## EXERCISE AIM
Quote all of the entries word for word.

## TASK MATERIAL

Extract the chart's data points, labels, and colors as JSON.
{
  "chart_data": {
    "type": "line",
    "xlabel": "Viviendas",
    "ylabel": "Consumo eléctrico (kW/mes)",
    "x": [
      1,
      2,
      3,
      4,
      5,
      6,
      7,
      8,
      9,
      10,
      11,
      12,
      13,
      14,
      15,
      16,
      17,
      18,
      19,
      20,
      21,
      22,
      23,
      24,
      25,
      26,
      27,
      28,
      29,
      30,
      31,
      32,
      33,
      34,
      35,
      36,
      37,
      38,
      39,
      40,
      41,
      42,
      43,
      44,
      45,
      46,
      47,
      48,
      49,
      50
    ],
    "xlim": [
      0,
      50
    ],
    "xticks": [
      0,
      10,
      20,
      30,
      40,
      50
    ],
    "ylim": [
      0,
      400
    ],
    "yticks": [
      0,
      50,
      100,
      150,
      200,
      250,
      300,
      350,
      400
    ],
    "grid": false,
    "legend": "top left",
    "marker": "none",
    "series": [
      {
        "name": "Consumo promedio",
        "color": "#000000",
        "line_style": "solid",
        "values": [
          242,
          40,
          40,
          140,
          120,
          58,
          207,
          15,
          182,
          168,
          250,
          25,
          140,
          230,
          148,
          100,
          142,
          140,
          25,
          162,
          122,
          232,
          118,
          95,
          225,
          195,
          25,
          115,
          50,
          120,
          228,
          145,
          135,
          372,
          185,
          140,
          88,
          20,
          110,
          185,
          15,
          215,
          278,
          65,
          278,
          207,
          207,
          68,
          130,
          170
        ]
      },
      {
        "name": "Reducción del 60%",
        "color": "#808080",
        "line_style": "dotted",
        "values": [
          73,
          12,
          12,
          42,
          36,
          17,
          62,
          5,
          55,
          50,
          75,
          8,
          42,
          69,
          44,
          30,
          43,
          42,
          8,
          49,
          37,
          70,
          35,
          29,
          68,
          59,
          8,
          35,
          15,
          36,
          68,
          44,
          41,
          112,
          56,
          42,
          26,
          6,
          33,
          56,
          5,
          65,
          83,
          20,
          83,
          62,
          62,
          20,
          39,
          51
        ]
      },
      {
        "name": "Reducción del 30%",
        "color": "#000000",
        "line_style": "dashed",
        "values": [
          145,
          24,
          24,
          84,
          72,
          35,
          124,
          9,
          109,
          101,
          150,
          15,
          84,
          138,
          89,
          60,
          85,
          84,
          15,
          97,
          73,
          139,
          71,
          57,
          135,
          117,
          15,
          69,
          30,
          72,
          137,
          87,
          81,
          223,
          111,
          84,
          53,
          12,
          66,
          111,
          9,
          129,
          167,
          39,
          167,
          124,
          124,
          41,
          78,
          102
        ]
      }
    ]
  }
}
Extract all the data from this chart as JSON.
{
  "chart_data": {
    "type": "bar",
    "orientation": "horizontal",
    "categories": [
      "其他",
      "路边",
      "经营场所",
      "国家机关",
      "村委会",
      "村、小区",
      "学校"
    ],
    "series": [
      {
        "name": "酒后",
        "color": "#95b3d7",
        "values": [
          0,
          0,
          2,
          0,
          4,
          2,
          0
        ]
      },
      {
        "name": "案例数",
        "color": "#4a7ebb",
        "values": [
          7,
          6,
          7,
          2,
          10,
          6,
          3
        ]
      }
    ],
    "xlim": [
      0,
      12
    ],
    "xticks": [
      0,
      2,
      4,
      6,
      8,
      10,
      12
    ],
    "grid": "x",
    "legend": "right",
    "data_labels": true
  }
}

## RESULT OF THIS EXERCISE
Extract the chart's data points, labels, and colors as JSON.
{
  "chart_data": {
    "type": "line",
    "xlabel": "Viviendas",
    "ylabel": "Consumo eléctrico (kW/mes)",
    "x": [
      1,
      2,
      3,
      4,
      5,
      6,
      7,
      8,
      9,
      10,
      11,
      12,
      13,
      14,
      15,
      16,
      17,
      18,
      19,
      20,
      21,
      22,
      23,
      24,
      25,
      26,
      27,
      28,
      29,
      30,
      31,
      32,
      33,
      34,
      35,
      36,
      37,
      38,
      39,
      40,
      41,
      42,
      43,
      44,
      45,
      46,
      47,
      48,
      49,
      50
    ],
    "xlim": [
      0,
      50
    ],
    "xticks": [
      0,
      10,
      20,
      30,
      40,
      50
    ],
    "ylim": [
      0,
      400
    ],
    "yticks": [
      0,
      50,
      100,
      150,
      200,
      250,
      300,
      350,
      400
    ],
    "grid": false,
    "legend": "top left",
    "marker": "none",
    "series": [
      {
        "name": "Consumo promedio",
        "color": "#000000",
        "line_style": "solid",
        "values": [
          242,
          40,
          40,
          140,
          120,
          58,
          207,
          15,
          182,
          168,
          250,
          25,
          140,
          230,
          148,
          100,
          142,
          140,
          25,
          162,
          122,
          232,
          118,
          95,
          225,
          195,
          25,
          115,
          50,
          120,
          228,
          145,
          135,
          372,
          185,
          140,
          88,
          20,
          110,
          185,
          15,
          215,
          278,
          65,
          278,
          207,
          207,
          68,
          130,
          170
        ]
      },
      {
        "name": "Reducción del 60%",
        "color": "#808080",
        "line_style": "dotted",
        "values": [
          73,
          12,
          12,
          42,
          36,
          17,
          62,
          5,
          55,
          50,
          75,
          8,
          42,
          69,
          44,
          30,
          43,
          42,
          8,
          49,
          37,
          70,
          35,
          29,
          68,
          59,
          8,
          35,
          15,
          36,
          68,
          44,
          41,
          112,
          56,
          42,
          26,
          6,
          33,
          56,
          5,
          65,
          83,
          20,
          83,
          62,
          62,
          20,
          39,
          51
        ]
      },
      {
        "name": "Reducción del 30%",
        "color": "#000000",
        "line_style": "dashed",
        "values": [
          145,
          24,
          24,
          84,
          72,
          35,
          124,
          9,
          109,
          101,
          150,
          15,
          84,
          138,
          89,
          60,
          85,
          84,
          15,
          97,
          73,
          139,
          71,
          57,
          135,
          117,
          15,
          69,
          30,
          72,
          137,
          87,
          81,
          223,
          111,
          84,
          53,
          12,
          66,
          111,
          9,
          129,
          167,
          39,
          167,
          124,
          124,
          41,
          78,
          102
        ]
      }
    ]
  }
}
Extract all the data from this chart as JSON.
{
  "chart_data": {
    "type": "bar",
    "orientation": "horizontal",
    "categories": [
      "其他",
      "路边",
      "经营场所",
      "国家机关",
      "村委会",
      "村、小区",
      "学校"
    ],
    "series": [
      {
        "name": "酒后",
        "color": "#95b3d7",
        "values": [
          0,
          0,
          2,
          0,
          4,
          2,
          0
        ]
      },
      {
        "name": "案例数",
        "color": "#4a7ebb",
        "values": [
          7,
          6,
          7,
          2,
          10,
          6,
          3
        ]
      }
    ],
    "xlim": [
      0,
      12
    ],
    "xticks": [
      0,
      2,
      4,
      6,
      8,
      10,
      12
    ],
    "grid": "x",
    "legend": "right",
    "data_labels": true
  }
}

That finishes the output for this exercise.